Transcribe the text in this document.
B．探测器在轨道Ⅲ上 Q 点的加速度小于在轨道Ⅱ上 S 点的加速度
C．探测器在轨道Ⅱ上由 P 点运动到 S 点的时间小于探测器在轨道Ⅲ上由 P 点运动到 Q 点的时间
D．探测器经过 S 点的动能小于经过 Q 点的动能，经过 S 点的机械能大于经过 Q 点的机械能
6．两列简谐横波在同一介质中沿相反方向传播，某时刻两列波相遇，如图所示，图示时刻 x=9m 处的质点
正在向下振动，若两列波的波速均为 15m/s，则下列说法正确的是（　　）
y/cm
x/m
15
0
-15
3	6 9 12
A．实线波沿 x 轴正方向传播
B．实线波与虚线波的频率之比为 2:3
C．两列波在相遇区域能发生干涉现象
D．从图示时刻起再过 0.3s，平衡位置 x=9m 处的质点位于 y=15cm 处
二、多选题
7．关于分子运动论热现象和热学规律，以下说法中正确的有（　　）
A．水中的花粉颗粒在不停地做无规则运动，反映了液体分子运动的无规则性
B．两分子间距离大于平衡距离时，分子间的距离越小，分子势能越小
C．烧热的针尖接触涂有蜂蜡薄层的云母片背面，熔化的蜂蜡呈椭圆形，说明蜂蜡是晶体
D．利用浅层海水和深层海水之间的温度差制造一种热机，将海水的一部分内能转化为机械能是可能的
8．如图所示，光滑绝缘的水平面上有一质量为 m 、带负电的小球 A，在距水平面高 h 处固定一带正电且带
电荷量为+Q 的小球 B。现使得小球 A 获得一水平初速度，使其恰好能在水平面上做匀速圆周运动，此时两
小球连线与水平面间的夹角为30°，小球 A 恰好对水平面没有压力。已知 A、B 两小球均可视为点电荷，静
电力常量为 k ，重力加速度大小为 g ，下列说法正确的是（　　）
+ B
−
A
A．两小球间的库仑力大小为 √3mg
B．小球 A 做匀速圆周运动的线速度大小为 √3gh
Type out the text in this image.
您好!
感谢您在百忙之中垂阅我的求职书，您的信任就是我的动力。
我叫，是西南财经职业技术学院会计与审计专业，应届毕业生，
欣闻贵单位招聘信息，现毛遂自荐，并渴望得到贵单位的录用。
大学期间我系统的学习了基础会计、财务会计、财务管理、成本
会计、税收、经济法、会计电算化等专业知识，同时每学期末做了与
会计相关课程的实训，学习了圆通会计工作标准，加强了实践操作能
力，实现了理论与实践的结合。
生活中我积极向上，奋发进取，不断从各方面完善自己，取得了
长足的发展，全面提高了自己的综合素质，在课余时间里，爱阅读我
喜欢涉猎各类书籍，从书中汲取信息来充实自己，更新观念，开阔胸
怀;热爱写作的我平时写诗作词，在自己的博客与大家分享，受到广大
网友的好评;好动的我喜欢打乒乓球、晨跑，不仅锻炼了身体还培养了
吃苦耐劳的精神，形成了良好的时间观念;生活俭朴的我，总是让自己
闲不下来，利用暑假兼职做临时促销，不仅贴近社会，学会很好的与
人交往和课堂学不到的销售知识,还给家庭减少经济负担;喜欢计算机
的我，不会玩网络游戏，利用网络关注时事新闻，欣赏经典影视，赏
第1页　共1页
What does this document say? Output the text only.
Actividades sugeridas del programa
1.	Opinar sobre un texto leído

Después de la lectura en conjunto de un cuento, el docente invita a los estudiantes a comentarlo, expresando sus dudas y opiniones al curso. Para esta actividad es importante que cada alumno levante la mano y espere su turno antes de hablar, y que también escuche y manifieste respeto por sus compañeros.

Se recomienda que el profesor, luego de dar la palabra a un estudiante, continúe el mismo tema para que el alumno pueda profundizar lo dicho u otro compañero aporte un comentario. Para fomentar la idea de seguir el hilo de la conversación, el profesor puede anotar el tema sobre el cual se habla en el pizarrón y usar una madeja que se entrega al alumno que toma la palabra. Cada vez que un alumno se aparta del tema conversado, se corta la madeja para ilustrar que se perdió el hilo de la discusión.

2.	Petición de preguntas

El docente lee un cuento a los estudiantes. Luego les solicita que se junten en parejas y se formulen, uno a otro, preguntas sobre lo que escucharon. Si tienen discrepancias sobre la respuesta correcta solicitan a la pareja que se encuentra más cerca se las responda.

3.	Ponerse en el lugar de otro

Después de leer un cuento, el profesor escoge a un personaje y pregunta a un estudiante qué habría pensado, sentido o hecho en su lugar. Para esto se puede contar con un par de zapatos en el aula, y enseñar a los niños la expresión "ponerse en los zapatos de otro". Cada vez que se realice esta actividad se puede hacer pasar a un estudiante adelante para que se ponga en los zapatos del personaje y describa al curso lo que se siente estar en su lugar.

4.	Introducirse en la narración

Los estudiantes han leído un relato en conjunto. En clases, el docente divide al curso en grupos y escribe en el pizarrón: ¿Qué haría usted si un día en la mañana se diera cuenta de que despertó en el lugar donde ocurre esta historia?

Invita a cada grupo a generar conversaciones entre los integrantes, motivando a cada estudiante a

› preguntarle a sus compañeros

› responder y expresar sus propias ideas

REQUIRED TASK -
Using the listing above, please repeat every entry exactly.

TASK RESULT -
Transcribe the text in this document.
B．探测器在轨道Ⅲ上 Q 点的加速度小于在轨道Ⅱ上 S 点的加速度
C．探测器在轨道Ⅱ上由 P 点运动到 S 点的时间小于探测器在轨道Ⅲ上由 P 点运动到 Q 点的时间
D．探测器经过 S 点的动能小于经过 Q 点的动能，经过 S 点的机械能大于经过 Q 点的机械能
6．两列简谐横波在同一介质中沿相反方向传播，某时刻两列波相遇，如图所示，图示时刻 x=9m 处的质点
正在向下振动，若两列波的波速均为 15m/s，则下列说法正确的是（　　）
y/cm
x/m
15
0
-15
3	6 9 12
A．实线波沿 x 轴正方向传播
B．实线波与虚线波的频率之比为 2:3
C．两列波在相遇区域能发生干涉现象
D．从图示时刻起再过 0.3s，平衡位置 x=9m 处的质点位于 y=15cm 处
二、多选题
7．关于分子运动论热现象和热学规律，以下说法中正确的有（　　）
A．水中的花粉颗粒在不停地做无规则运动，反映了液体分子运动的无规则性
B．两分子间距离大于平衡距离时，分子间的距离越小，分子势能越小
C．烧热的针尖接触涂有蜂蜡薄层的云母片背面，熔化的蜂蜡呈椭圆形，说明蜂蜡是晶体
D．利用浅层海水和深层海水之间的温度差制造一种热机，将海水的一部分内能转化为机械能是可能的
8．如图所示，光滑绝缘的水平面上有一质量为 m 、带负电的小球 A，在距水平面高 h 处固定一带正电且带
电荷量为+Q 的小球 B。现使得小球 A 获得一水平初速度，使其恰好能在水平面上做匀速圆周运动，此时两
小球连线与水平面间的夹角为30°，小球 A 恰好对水平面没有压力。已知 A、B 两小球均可视为点电荷，静
电力常量为 k ，重力加速度大小为 g ，下列说法正确的是（　　）
+ B
−
A
A．两小球间的库仑力大小为 √3mg
B．小球 A 做匀速圆周运动的线速度大小为 √3gh
Type out the text in this image.
您好!
感谢您在百忙之中垂阅我的求职书，您的信任就是我的动力。
我叫，是西南财经职业技术学院会计与审计专业，应届毕业生，
欣闻贵单位招聘信息，现毛遂自荐，并渴望得到贵单位的录用。
大学期间我系统的学习了基础会计、财务会计、财务管理、成本
会计、税收、经济法、会计电算化等专业知识，同时每学期末做了与
会计相关课程的实训，学习了圆通会计工作标准，加强了实践操作能
力，实现了理论与实践的结合。
生活中我积极向上，奋发进取，不断从各方面完善自己，取得了
长足的发展，全面提高了自己的综合素质，在课余时间里，爱阅读我
喜欢涉猎各类书籍，从书中汲取信息来充实自己，更新观念，开阔胸
怀;热爱写作的我平时写诗作词，在自己的博客与大家分享，受到广大
网友的好评;好动的我喜欢打乒乓球、晨跑，不仅锻炼了身体还培养了
吃苦耐劳的精神，形成了良好的时间观念;生活俭朴的我，总是让自己
闲不下来，利用暑假兼职做临时促销，不仅贴近社会，学会很好的与
人交往和课堂学不到的销售知识,还给家庭减少经济负担;喜欢计算机
的我，不会玩网络游戏，利用网络关注时事新闻，欣赏经典影视，赏
第1页　共1页
What does this document say? Output the text only.
Actividades sugeridas del programa
1.	Opinar sobre un texto leído

Después de la lectura en conjunto de un cuento, el docente invita a los estudiantes a comentarlo, expresando sus dudas y opiniones al curso. Para esta actividad es importante que cada alumno levante la mano y espere su turno antes de hablar, y que también escuche y manifieste respeto por sus compañeros.

Se recomienda que el profesor, luego de dar la palabra a un estudiante, continúe el mismo tema para que el alumno pueda profundizar lo dicho u otro compañero aporte un comentario. Para fomentar la idea de seguir el hilo de la conversación, el profesor puede anotar el tema sobre el cual se habla en el pizarrón y usar una madeja que se entrega al alumno que toma la palabra. Cada vez que un alumno se aparta del tema conversado, se corta la madeja para ilustrar que se perdió el hilo de la discusión.

2.	Petición de preguntas

El docente lee un cuento a los estudiantes. Luego les solicita que se junten en parejas y se formulen, uno a otro, preguntas sobre lo que escucharon. Si tienen discrepancias sobre la respuesta correcta solicitan a la pareja que se encuentra más cerca se las responda.

3.	Ponerse en el lugar de otro

Después de leer un cuento, el profesor escoge a un personaje y pregunta a un estudiante qué habría pensado, sentido o hecho en su lugar. Para esto se puede contar con un par de zapatos en el aula, y enseñar a los niños la expresión "ponerse en los zapatos de otro". Cada vez que se realice esta actividad se puede hacer pasar a un estudiante adelante para que se ponga en los zapatos del personaje y describa al curso lo que se siente estar en su lugar.

4.	Introducirse en la narración

Los estudiantes han leído un relato en conjunto. En clases, el docente divide al curso en grupos y escribe en el pizarrón: ¿Qué haría usted si un día en la mañana se diera cuenta de que despertó en el lugar donde ocurre esta historia?

Invita a cada grupo a generar conversaciones entre los integrantes, motivando a cada estudiante a

› preguntarle a sus compañeros

› responder y expresar sus propias ideas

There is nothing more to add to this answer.